───── RECORDS SHOWN ─────

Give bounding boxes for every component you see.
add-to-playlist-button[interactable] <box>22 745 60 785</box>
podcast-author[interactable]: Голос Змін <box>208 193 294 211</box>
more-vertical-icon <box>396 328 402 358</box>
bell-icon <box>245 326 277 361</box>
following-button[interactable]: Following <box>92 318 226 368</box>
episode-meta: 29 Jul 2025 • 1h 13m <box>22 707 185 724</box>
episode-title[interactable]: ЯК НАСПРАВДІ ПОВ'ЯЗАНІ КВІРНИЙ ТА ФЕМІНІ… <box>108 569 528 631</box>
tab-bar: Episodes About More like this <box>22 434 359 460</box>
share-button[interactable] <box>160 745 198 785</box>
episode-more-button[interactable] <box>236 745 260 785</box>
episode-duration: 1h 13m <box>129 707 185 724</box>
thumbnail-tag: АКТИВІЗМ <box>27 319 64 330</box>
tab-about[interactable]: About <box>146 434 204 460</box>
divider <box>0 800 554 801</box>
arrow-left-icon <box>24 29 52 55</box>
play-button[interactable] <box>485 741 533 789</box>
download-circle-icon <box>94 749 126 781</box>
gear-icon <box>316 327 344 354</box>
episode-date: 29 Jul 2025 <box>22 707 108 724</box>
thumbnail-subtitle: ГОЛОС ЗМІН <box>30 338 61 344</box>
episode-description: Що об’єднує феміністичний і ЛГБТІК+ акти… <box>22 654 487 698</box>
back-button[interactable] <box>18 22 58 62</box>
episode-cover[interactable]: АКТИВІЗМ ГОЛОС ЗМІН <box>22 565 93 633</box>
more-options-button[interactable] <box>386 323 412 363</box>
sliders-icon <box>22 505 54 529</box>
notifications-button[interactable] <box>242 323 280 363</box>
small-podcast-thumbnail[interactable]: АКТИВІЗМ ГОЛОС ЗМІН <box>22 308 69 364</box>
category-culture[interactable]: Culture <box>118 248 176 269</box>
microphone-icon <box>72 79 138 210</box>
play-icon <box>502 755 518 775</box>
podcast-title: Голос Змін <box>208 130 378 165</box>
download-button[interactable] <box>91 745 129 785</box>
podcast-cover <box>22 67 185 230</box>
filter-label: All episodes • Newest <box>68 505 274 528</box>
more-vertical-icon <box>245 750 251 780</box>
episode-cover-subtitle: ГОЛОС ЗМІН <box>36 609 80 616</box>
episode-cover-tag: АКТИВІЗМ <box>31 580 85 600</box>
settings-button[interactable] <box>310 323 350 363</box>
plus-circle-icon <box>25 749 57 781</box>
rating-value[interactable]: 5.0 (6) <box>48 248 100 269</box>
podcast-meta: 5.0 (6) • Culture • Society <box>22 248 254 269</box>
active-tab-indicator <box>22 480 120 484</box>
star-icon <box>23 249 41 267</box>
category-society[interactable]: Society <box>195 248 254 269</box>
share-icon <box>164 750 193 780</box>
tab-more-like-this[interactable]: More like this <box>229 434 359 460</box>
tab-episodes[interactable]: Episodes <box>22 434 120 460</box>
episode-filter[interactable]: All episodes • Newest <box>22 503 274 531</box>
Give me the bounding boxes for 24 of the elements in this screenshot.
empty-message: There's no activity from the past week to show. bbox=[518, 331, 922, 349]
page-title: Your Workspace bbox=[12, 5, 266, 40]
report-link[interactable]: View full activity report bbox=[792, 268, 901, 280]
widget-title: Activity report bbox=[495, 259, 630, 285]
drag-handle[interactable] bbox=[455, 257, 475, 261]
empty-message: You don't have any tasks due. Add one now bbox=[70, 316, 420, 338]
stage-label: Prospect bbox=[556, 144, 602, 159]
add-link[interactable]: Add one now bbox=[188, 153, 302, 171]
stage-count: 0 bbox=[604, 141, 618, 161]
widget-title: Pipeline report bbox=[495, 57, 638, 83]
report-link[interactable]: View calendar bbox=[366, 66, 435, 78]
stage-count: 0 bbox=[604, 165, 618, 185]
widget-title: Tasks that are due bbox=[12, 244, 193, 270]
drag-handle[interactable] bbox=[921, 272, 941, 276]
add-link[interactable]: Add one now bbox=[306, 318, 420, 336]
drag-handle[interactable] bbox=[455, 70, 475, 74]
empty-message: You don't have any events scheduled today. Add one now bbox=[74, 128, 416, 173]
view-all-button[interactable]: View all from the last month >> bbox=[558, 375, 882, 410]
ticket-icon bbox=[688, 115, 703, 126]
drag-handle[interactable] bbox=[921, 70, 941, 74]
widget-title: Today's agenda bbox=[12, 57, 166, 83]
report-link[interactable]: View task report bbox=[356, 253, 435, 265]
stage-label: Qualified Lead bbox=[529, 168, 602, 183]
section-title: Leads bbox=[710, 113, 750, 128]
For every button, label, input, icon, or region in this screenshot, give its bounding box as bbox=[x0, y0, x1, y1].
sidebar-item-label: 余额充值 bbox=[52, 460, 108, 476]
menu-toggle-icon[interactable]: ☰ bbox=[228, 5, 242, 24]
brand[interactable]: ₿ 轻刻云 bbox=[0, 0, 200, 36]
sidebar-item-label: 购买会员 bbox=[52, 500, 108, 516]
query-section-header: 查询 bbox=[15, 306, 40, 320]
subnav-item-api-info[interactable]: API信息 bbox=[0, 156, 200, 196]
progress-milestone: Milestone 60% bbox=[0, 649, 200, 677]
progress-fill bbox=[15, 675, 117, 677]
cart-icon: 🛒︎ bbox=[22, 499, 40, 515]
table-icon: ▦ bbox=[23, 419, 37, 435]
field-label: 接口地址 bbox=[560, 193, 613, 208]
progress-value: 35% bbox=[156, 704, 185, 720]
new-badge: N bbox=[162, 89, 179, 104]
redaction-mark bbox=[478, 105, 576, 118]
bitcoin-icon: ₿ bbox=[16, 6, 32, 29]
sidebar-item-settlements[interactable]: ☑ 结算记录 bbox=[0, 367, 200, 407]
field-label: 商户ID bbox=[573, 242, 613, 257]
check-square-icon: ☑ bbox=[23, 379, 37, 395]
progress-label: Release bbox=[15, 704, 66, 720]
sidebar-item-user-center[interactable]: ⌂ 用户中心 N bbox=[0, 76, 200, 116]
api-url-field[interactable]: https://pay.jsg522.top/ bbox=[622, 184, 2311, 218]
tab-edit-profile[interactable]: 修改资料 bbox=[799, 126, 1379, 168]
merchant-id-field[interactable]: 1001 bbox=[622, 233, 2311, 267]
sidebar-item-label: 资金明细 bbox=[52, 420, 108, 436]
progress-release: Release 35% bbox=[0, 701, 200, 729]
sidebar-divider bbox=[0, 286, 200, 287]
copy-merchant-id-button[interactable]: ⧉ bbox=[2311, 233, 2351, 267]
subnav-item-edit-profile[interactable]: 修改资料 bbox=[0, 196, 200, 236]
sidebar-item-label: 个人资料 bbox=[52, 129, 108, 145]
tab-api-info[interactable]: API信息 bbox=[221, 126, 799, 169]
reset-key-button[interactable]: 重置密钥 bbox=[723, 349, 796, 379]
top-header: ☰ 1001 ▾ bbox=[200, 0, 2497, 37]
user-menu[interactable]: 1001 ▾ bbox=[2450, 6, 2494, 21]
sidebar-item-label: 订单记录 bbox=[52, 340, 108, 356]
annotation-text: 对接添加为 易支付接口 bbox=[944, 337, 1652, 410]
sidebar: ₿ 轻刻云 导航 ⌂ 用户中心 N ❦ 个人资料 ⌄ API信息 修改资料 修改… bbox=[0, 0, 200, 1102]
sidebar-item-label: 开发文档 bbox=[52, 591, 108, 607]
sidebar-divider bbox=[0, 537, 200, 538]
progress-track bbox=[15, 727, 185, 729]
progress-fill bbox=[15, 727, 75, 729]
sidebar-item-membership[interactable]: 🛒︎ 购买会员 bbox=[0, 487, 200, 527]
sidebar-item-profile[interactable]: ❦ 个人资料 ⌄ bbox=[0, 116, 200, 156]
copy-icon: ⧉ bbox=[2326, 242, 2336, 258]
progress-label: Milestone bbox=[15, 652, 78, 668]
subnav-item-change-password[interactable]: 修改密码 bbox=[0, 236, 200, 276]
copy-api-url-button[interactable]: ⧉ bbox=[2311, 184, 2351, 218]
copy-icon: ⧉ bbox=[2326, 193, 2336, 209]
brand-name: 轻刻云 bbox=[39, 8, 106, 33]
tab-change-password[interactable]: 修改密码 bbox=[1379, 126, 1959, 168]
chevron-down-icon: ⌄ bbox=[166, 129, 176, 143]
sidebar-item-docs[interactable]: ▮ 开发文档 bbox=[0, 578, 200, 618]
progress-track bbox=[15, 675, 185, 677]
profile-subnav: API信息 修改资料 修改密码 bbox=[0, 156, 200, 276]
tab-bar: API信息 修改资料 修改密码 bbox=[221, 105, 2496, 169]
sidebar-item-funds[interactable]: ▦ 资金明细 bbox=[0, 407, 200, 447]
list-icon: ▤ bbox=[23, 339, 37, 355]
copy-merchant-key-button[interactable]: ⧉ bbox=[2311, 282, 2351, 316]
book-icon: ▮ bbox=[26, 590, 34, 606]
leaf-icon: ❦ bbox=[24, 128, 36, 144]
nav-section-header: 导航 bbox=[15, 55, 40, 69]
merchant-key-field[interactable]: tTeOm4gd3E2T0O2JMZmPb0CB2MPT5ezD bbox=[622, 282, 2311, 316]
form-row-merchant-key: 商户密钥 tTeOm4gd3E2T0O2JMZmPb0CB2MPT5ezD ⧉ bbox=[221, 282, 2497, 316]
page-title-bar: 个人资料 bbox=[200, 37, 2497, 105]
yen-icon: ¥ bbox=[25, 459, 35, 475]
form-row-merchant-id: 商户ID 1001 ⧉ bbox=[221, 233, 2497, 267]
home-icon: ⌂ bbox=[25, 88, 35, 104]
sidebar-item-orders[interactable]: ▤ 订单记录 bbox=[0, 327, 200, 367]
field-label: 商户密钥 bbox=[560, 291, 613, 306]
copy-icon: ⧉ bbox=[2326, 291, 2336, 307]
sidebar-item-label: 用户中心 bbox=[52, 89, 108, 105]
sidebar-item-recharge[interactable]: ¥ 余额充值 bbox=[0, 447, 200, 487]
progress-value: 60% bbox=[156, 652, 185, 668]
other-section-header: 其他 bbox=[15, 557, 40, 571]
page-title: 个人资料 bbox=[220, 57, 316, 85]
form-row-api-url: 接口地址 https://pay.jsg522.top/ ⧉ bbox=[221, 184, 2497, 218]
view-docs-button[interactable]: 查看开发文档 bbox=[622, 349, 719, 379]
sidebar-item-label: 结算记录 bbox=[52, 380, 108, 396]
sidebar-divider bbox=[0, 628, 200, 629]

─────

▸ **INSTRUCTIONS FOR THE TASK**: Reproduce the rows above word for word, from the very first row through the row that contains "small-podcast-thumbnail[interactable]: АКТИВІЗМ ГОЛОС", including both ends.

▸ **THE SOLUTION**:
Give bounding boxes for every component you see.
add-to-playlist-button[interactable] <box>22 745 60 785</box>
podcast-author[interactable]: Голос Змін <box>208 193 294 211</box>
more-vertical-icon <box>396 328 402 358</box>
bell-icon <box>245 326 277 361</box>
following-button[interactable]: Following <box>92 318 226 368</box>
episode-meta: 29 Jul 2025 • 1h 13m <box>22 707 185 724</box>
episode-title[interactable]: ЯК НАСПРАВДІ ПОВ'ЯЗАНІ КВІРНИЙ ТА ФЕМІНІ… <box>108 569 528 631</box>
tab-bar: Episodes About More like this <box>22 434 359 460</box>
share-button[interactable] <box>160 745 198 785</box>
episode-more-button[interactable] <box>236 745 260 785</box>
episode-duration: 1h 13m <box>129 707 185 724</box>
thumbnail-tag: АКТИВІЗМ <box>27 319 64 330</box>
tab-about[interactable]: About <box>146 434 204 460</box>
divider <box>0 800 554 801</box>
arrow-left-icon <box>24 29 52 55</box>
play-button[interactable] <box>485 741 533 789</box>
download-circle-icon <box>94 749 126 781</box>
gear-icon <box>316 327 344 354</box>
episode-date: 29 Jul 2025 <box>22 707 108 724</box>
thumbnail-subtitle: ГОЛОС ЗМІН <box>30 338 61 344</box>
episode-description: Що об’єднує феміністичний і ЛГБТІК+ акти… <box>22 654 487 698</box>
back-button[interactable] <box>18 22 58 62</box>
episode-cover[interactable]: АКТИВІЗМ ГОЛОС ЗМІН <box>22 565 93 633</box>
more-options-button[interactable] <box>386 323 412 363</box>
sliders-icon <box>22 505 54 529</box>
notifications-button[interactable] <box>242 323 280 363</box>
small-podcast-thumbnail[interactable]: АКТИВІЗМ ГОЛОС ЗМІН <box>22 308 69 364</box>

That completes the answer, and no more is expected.